» Entries:

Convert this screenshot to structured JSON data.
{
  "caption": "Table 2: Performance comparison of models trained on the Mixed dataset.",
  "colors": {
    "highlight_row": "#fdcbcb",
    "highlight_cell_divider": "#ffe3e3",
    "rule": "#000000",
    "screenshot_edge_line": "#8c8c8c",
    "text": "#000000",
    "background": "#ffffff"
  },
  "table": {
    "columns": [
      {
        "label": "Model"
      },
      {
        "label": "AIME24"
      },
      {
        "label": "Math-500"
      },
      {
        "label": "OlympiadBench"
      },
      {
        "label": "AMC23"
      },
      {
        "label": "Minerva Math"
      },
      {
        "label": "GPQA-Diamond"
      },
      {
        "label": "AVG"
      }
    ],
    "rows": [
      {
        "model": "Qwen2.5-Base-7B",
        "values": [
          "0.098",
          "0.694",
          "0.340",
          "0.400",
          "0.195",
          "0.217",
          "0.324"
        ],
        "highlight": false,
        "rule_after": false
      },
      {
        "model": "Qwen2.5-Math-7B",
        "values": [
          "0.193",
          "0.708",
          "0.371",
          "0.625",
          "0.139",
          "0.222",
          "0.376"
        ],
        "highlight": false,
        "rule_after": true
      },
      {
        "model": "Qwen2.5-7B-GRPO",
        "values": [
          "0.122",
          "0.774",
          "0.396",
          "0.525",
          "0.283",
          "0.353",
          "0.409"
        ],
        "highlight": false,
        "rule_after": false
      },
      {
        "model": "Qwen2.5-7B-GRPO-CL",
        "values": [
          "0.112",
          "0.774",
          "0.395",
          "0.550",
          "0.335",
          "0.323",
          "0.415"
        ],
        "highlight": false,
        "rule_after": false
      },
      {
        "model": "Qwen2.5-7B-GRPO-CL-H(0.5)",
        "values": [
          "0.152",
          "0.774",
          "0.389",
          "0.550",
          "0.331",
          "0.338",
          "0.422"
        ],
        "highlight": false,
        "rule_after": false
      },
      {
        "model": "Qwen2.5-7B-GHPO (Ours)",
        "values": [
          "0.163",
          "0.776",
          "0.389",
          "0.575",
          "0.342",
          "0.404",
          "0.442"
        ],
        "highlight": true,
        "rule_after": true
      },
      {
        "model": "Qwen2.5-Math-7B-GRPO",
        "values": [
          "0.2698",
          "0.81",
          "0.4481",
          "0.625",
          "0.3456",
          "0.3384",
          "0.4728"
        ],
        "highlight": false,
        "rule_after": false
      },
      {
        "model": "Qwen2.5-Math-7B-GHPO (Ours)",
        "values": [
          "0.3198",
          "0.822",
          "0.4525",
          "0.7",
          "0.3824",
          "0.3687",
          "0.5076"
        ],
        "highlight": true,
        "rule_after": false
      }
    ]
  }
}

» What the task asks: Isolate the lines above that contain the word "GHPO" and copy them.

» Task response:
        "model": "Qwen2.5-7B-GHPO (Ours)",
        "model": "Qwen2.5-Math-7B-GHPO (Ours)",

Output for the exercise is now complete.